▶ **WHAT YOU ARE ASKED TO DO**
Sift the listing for lines that hold the string "below" and pull them out.

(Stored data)
........
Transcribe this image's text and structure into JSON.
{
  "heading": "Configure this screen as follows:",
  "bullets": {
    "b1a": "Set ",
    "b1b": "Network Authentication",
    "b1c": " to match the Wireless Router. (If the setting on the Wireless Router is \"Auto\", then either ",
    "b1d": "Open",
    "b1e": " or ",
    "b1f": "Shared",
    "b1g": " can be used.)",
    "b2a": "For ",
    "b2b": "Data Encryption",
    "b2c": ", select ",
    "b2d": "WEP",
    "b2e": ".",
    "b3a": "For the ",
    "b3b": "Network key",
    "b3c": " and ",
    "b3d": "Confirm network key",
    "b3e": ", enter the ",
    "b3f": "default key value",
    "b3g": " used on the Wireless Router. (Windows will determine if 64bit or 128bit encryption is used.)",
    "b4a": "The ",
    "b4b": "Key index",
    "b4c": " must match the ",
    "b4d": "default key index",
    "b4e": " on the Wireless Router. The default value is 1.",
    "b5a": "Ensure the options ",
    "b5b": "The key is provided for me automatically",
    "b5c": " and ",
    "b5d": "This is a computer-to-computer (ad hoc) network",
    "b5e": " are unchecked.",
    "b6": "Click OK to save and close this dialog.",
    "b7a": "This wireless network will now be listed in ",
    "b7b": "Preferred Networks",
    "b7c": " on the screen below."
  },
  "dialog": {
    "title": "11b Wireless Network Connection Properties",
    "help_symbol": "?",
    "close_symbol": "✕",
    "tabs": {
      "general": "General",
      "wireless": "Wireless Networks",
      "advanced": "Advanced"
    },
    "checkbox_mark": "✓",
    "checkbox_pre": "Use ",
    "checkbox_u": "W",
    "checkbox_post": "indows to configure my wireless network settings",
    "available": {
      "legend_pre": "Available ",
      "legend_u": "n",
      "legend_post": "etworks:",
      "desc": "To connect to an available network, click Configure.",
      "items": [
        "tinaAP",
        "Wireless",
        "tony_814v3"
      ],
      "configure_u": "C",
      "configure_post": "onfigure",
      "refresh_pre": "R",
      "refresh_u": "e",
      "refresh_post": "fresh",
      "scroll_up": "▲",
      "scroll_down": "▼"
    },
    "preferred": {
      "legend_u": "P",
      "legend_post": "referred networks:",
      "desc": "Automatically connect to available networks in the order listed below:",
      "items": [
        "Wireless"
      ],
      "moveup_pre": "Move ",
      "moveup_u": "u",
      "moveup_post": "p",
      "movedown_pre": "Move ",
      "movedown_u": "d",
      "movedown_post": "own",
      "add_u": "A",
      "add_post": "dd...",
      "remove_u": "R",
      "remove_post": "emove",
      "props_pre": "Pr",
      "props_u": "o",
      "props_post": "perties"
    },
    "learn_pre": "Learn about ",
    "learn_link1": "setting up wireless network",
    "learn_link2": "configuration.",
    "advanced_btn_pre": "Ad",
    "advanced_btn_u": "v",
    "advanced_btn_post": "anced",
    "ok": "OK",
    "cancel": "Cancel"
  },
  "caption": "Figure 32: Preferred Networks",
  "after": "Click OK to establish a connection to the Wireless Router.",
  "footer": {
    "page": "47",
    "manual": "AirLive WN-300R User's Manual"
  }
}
........
▶ **TASK RESULT**
    "b7c": " on the screen below."
      "desc": "Automatically connect to available networks in the order listed below:",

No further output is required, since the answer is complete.